*Requirement*.
In how many lines of the data does the word "corrents" appear? Give the number by itself.

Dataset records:
§

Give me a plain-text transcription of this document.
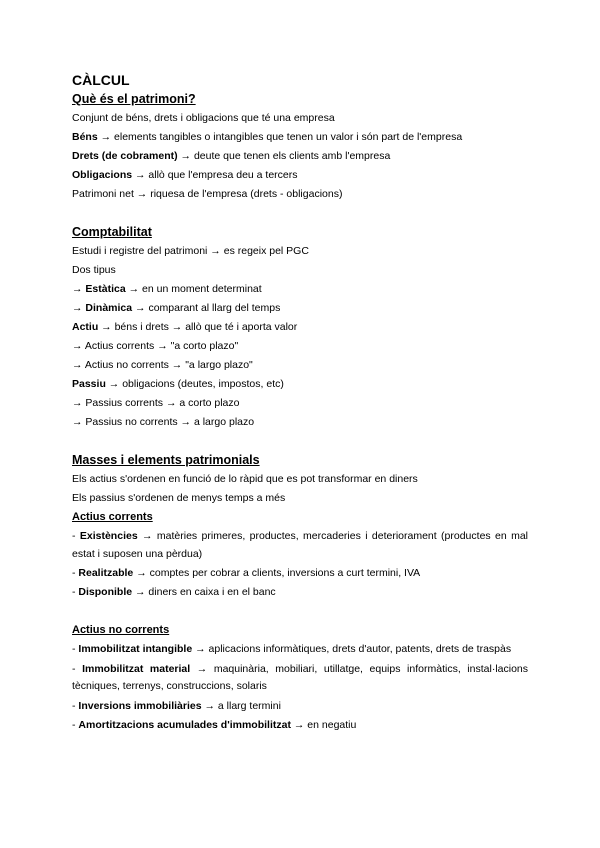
CÀLCUL
Què és el patrimoni?

Conjunt de béns, drets i obligacions que té una empresa

Béns → elements tangibles o intangibles que tenen un valor i són part de l'empresa

Drets (de cobrament) → deute que tenen els clients amb l'empresa

Obligacions → allò que l'empresa deu a tercers

Patrimoni net → riquesa de l'empresa (drets - obligacions)

Comptabilitat

Estudi i registre del patrimoni → es regeix pel PGC

Dos tipus

→ Estàtica → en un moment determinat

→ Dinàmica → comparant al llarg del temps

Actiu → béns i drets → allò que té i aporta valor

→ Actius corrents → "a corto plazo"

→ Actius no corrents → "a largo plazo"

Passiu → obligacions (deutes, impostos, etc)

→ Passius corrents → a corto plazo

→ Passius no corrents → a largo plazo

Masses i elements patrimonials

Els actius s'ordenen en funció de lo ràpid que es pot transformar en diners

Els passius s'ordenen de menys temps a més

Actius corrents

- Existències → matèries primeres, productes, mercaderies i deteriorament (productes en mal estat i suposen una pèrdua)

- Realitzable → comptes per cobrar a clients, inversions a curt termini, IVA

- Disponible → diners en caixa i en el banc

Actius no corrents

- Immobilitzat intangible → aplicacions informàtiques, drets d'autor, patents, drets de traspàs

- Immobilitzat material → maquinària, mobiliari, utillatge, equips informàtics, instal·lacions tècniques, terrenys, construccions, solaris

- Inversions immobiliàries → a llarg termini

- Amortitzacions acumulades d'immobilitzat → en negatiu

§

*Task result*.
6